Source records
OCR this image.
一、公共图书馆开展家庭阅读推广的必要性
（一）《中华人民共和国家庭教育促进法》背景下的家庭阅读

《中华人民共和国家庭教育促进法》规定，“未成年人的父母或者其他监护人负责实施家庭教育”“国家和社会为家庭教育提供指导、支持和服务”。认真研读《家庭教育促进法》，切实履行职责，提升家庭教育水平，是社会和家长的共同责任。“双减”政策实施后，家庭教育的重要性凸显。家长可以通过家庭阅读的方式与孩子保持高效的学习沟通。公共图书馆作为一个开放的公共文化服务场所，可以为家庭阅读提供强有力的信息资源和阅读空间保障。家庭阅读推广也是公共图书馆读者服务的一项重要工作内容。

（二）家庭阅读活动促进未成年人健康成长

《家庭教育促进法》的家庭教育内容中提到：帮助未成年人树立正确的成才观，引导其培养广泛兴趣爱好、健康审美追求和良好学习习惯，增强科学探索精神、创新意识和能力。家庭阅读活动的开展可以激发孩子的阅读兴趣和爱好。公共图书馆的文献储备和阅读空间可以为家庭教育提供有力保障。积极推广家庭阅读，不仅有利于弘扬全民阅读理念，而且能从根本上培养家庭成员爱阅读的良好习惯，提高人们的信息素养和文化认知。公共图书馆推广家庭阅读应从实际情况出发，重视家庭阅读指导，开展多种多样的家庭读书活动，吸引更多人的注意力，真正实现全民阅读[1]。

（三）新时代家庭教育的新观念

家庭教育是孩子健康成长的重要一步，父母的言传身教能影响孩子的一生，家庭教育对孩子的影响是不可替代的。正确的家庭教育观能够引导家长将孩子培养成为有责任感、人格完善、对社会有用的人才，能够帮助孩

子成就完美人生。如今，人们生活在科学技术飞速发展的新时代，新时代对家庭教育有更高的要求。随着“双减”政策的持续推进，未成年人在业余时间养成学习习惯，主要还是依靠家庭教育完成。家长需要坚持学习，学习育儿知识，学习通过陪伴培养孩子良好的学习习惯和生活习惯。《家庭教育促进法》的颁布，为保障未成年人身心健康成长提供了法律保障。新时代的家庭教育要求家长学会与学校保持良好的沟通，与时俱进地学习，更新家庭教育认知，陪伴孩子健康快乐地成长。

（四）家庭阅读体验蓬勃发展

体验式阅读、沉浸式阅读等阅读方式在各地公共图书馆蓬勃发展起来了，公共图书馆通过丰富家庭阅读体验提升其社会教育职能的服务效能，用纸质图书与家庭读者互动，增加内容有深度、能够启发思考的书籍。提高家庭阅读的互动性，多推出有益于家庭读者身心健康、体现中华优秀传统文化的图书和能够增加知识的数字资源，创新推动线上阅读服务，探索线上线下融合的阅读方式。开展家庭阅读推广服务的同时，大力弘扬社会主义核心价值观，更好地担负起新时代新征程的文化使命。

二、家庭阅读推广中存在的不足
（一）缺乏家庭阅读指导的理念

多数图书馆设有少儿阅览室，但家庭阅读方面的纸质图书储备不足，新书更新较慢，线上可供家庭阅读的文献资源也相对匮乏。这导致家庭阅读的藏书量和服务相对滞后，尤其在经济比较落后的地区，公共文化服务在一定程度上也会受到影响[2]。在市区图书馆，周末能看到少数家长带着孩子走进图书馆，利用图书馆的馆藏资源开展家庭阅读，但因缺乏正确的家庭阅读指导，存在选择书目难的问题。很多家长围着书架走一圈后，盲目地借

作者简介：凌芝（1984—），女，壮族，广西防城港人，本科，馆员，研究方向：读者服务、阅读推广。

→ **GIVEN EXERCISE**
Write out the whole listing again. Match it word for word.

→ **TASK SOLUTION**
OCR this image.
一、公共图书馆开展家庭阅读推广的必要性
（一）《中华人民共和国家庭教育促进法》背景下的家庭阅读

《中华人民共和国家庭教育促进法》规定，“未成年人的父母或者其他监护人负责实施家庭教育”“国家和社会为家庭教育提供指导、支持和服务”。认真研读《家庭教育促进法》，切实履行职责，提升家庭教育水平，是社会和家长的共同责任。“双减”政策实施后，家庭教育的重要性凸显。家长可以通过家庭阅读的方式与孩子保持高效的学习沟通。公共图书馆作为一个开放的公共文化服务场所，可以为家庭阅读提供强有力的信息资源和阅读空间保障。家庭阅读推广也是公共图书馆读者服务的一项重要工作内容。

（二）家庭阅读活动促进未成年人健康成长

《家庭教育促进法》的家庭教育内容中提到：帮助未成年人树立正确的成才观，引导其培养广泛兴趣爱好、健康审美追求和良好学习习惯，增强科学探索精神、创新意识和能力。家庭阅读活动的开展可以激发孩子的阅读兴趣和爱好。公共图书馆的文献储备和阅读空间可以为家庭教育提供有力保障。积极推广家庭阅读，不仅有利于弘扬全民阅读理念，而且能从根本上培养家庭成员爱阅读的良好习惯，提高人们的信息素养和文化认知。公共图书馆推广家庭阅读应从实际情况出发，重视家庭阅读指导，开展多种多样的家庭读书活动，吸引更多人的注意力，真正实现全民阅读[1]。

（三）新时代家庭教育的新观念

家庭教育是孩子健康成长的重要一步，父母的言传身教能影响孩子的一生，家庭教育对孩子的影响是不可替代的。正确的家庭教育观能够引导家长将孩子培养成为有责任感、人格完善、对社会有用的人才，能够帮助孩

子成就完美人生。如今，人们生活在科学技术飞速发展的新时代，新时代对家庭教育有更高的要求。随着“双减”政策的持续推进，未成年人在业余时间养成学习习惯，主要还是依靠家庭教育完成。家长需要坚持学习，学习育儿知识，学习通过陪伴培养孩子良好的学习习惯和生活习惯。《家庭教育促进法》的颁布，为保障未成年人身心健康成长提供了法律保障。新时代的家庭教育要求家长学会与学校保持良好的沟通，与时俱进地学习，更新家庭教育认知，陪伴孩子健康快乐地成长。

（四）家庭阅读体验蓬勃发展

体验式阅读、沉浸式阅读等阅读方式在各地公共图书馆蓬勃发展起来了，公共图书馆通过丰富家庭阅读体验提升其社会教育职能的服务效能，用纸质图书与家庭读者互动，增加内容有深度、能够启发思考的书籍。提高家庭阅读的互动性，多推出有益于家庭读者身心健康、体现中华优秀传统文化的图书和能够增加知识的数字资源，创新推动线上阅读服务，探索线上线下融合的阅读方式。开展家庭阅读推广服务的同时，大力弘扬社会主义核心价值观，更好地担负起新时代新征程的文化使命。

二、家庭阅读推广中存在的不足
（一）缺乏家庭阅读指导的理念

多数图书馆设有少儿阅览室，但家庭阅读方面的纸质图书储备不足，新书更新较慢，线上可供家庭阅读的文献资源也相对匮乏。这导致家庭阅读的藏书量和服务相对滞后，尤其在经济比较落后的地区，公共文化服务在一定程度上也会受到影响[2]。在市区图书馆，周末能看到少数家长带着孩子走进图书馆，利用图书馆的馆藏资源开展家庭阅读，但因缺乏正确的家庭阅读指导，存在选择书目难的问题。很多家长围着书架走一圈后，盲目地借

作者简介：凌芝（1984—），女，壮族，广西防城港人，本科，馆员，研究方向：读者服务、阅读推广。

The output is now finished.